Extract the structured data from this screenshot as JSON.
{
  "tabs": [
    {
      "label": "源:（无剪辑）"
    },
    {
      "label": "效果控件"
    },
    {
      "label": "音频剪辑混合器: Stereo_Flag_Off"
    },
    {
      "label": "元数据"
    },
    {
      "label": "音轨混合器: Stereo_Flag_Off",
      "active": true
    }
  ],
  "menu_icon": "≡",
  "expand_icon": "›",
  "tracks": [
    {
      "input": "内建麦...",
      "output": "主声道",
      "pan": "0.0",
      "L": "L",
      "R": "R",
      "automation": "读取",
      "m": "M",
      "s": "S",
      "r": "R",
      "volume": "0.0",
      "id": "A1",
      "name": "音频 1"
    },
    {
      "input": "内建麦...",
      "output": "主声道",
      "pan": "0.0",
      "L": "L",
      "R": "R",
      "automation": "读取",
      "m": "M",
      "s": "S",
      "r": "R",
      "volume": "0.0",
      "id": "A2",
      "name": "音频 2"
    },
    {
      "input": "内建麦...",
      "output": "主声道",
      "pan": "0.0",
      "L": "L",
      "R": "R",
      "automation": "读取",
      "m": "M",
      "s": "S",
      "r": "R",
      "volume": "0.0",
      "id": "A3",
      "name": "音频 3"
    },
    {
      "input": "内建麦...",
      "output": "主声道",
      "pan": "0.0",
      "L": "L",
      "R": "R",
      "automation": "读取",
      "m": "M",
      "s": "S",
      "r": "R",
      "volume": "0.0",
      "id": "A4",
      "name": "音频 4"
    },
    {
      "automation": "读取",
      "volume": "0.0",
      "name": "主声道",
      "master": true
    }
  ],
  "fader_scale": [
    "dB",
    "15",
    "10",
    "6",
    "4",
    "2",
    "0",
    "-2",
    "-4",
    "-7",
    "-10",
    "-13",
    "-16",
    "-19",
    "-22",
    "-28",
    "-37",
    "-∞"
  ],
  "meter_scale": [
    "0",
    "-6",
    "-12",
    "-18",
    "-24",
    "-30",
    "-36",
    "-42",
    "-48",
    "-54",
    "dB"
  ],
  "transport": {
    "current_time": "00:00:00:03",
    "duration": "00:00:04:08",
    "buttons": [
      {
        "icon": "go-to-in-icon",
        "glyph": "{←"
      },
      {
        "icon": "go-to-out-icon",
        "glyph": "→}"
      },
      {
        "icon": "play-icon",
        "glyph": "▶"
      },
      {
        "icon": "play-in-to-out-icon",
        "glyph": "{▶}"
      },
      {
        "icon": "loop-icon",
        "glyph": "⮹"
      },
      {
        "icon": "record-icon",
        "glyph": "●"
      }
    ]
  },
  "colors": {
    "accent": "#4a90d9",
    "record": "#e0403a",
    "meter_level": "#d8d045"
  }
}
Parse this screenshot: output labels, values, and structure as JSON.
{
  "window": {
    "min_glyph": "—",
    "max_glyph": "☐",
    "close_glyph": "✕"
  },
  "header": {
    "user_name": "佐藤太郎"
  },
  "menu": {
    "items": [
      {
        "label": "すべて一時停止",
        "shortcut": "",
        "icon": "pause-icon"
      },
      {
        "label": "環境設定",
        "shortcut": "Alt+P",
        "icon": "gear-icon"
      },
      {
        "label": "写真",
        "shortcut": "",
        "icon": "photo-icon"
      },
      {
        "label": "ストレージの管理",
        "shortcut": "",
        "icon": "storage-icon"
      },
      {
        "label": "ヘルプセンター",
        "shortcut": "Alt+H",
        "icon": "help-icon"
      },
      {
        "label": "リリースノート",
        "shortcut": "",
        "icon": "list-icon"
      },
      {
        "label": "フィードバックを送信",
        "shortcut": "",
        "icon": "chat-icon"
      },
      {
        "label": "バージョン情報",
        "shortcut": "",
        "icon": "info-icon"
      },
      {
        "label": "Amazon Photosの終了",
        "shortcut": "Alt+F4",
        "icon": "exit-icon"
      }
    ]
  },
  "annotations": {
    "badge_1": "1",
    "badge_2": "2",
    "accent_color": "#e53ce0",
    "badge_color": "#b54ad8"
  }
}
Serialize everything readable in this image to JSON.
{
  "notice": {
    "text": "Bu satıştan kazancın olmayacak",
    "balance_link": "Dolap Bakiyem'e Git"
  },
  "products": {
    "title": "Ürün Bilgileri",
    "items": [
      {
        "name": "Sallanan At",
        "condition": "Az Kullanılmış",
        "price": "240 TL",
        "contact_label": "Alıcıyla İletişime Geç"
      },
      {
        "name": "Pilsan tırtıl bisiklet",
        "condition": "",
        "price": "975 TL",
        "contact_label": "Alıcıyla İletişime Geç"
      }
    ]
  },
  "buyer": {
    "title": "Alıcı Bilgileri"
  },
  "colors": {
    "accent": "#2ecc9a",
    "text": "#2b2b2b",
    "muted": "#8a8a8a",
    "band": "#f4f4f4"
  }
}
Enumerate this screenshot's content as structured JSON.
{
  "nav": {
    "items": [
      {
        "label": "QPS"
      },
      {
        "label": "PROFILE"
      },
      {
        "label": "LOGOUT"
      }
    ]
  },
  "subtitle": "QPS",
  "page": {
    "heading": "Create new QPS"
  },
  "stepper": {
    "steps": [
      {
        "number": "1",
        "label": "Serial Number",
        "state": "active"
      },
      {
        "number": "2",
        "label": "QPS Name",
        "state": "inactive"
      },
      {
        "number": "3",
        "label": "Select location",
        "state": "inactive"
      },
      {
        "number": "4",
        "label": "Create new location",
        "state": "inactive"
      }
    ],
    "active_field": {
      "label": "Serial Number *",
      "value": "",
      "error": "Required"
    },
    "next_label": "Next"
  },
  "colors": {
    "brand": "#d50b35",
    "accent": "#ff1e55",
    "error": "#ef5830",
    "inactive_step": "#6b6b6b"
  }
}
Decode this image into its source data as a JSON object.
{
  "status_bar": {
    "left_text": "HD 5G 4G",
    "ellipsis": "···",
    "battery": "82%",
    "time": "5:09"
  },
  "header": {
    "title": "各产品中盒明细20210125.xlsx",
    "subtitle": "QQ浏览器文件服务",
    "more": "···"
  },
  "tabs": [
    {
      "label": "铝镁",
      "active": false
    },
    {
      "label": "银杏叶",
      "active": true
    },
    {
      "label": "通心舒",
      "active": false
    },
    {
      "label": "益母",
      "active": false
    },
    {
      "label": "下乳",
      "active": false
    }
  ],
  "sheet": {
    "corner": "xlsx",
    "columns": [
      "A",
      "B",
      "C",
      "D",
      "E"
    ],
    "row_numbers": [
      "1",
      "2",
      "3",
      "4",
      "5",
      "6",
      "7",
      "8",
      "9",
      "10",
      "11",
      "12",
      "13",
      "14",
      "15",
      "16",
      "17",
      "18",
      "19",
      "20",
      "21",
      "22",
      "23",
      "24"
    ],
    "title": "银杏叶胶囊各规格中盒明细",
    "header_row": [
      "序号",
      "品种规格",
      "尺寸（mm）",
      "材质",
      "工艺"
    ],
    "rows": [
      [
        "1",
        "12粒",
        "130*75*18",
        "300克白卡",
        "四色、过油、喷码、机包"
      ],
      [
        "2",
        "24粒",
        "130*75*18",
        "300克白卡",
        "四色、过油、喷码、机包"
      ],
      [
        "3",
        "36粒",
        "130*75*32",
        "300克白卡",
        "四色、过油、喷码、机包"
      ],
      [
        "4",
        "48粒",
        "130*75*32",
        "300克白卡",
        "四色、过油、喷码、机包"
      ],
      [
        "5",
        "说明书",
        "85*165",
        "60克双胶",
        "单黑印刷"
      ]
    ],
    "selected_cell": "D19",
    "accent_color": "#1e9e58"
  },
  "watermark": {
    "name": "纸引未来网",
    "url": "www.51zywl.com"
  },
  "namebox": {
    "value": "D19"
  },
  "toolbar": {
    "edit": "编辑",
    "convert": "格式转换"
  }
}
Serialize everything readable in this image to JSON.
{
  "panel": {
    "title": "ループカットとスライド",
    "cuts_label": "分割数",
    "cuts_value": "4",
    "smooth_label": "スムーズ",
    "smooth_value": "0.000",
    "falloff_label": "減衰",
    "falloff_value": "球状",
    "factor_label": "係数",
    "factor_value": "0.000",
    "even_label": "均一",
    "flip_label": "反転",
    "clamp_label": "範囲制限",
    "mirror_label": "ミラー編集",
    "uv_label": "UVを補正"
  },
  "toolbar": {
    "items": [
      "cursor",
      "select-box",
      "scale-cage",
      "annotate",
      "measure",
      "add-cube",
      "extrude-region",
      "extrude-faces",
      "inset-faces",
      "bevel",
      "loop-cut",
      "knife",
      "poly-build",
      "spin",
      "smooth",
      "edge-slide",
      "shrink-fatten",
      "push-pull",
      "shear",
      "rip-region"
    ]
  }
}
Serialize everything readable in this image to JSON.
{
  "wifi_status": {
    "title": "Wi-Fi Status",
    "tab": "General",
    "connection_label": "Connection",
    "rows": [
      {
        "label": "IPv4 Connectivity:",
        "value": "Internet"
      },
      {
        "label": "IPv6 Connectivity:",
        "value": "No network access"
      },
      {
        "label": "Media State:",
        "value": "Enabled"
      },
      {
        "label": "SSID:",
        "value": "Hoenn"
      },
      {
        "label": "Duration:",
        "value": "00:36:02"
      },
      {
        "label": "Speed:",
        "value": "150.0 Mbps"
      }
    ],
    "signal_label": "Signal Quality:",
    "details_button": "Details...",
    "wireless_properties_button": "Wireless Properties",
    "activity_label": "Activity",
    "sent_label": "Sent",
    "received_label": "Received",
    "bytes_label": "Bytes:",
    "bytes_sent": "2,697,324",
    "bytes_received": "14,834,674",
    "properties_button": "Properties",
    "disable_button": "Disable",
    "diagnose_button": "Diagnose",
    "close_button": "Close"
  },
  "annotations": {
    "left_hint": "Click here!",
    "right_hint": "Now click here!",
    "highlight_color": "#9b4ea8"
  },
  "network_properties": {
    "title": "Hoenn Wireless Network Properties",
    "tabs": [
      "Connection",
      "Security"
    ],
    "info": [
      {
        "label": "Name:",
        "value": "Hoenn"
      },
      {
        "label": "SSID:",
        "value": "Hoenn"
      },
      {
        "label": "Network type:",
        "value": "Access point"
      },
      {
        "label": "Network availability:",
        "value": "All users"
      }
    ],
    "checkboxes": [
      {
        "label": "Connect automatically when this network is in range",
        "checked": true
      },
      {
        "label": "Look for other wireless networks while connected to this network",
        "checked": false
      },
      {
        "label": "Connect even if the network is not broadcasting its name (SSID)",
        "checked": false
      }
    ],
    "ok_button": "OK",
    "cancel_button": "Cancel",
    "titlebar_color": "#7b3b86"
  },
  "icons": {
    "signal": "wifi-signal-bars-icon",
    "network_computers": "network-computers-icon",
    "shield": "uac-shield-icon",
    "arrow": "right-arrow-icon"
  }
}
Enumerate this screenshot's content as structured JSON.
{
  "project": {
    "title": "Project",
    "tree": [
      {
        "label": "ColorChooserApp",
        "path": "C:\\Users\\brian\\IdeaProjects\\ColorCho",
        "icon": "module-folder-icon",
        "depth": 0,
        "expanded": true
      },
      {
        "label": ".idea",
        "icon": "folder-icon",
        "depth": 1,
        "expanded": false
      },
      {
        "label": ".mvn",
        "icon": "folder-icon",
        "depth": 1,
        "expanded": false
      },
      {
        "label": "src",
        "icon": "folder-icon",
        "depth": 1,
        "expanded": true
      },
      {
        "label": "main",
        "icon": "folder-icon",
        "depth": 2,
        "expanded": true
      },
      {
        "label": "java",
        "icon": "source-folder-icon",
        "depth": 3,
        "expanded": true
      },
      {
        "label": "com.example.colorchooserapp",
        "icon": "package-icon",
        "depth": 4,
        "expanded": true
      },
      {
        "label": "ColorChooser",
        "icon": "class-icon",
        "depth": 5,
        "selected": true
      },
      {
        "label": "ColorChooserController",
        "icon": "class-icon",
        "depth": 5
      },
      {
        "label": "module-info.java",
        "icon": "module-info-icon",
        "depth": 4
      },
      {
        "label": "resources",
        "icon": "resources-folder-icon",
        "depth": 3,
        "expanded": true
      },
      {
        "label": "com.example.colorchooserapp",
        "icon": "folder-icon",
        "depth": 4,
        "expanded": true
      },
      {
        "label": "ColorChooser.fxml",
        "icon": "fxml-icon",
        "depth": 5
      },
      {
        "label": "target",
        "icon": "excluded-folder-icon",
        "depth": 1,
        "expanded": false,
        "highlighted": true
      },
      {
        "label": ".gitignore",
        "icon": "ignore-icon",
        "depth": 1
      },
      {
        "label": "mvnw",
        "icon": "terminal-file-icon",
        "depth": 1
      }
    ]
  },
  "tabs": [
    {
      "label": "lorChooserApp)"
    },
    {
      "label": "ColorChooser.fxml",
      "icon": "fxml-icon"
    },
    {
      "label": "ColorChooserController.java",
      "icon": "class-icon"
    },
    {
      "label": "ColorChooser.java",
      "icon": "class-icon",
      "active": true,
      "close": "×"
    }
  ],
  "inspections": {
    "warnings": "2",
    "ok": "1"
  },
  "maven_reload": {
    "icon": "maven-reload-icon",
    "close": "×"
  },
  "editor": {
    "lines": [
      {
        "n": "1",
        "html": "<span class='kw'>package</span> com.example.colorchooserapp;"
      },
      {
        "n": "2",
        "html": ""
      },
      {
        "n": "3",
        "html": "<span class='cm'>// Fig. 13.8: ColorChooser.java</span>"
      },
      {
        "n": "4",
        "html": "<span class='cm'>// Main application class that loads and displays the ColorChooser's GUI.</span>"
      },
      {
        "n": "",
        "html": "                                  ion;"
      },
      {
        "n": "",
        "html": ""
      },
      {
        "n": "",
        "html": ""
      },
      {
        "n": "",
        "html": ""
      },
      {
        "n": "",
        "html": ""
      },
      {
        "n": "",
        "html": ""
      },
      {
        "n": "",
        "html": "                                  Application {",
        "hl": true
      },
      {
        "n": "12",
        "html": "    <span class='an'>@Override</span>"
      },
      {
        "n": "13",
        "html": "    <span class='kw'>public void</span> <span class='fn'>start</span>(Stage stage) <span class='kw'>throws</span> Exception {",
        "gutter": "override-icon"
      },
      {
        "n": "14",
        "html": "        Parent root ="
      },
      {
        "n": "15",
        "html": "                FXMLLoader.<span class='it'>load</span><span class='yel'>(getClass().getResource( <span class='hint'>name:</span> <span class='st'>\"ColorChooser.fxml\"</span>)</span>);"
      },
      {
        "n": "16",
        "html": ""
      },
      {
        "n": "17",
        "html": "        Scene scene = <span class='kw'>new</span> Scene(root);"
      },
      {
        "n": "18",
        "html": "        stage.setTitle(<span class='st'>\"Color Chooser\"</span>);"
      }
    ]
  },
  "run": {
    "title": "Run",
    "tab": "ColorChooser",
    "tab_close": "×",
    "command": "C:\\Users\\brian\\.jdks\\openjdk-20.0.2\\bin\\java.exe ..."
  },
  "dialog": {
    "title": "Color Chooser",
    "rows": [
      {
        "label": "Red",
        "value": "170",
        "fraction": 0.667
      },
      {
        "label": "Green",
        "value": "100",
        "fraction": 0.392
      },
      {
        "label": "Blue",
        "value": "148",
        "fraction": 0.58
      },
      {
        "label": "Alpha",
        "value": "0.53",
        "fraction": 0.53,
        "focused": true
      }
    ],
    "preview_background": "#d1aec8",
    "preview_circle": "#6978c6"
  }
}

━━━━━━━━━━━━━━━━━━━━━━━━━━━━━━

Check each line above for "Connectivity" and return the ones that have it.

        "label": "IPv4 Connectivity:",
        "label": "IPv6 Connectivity:",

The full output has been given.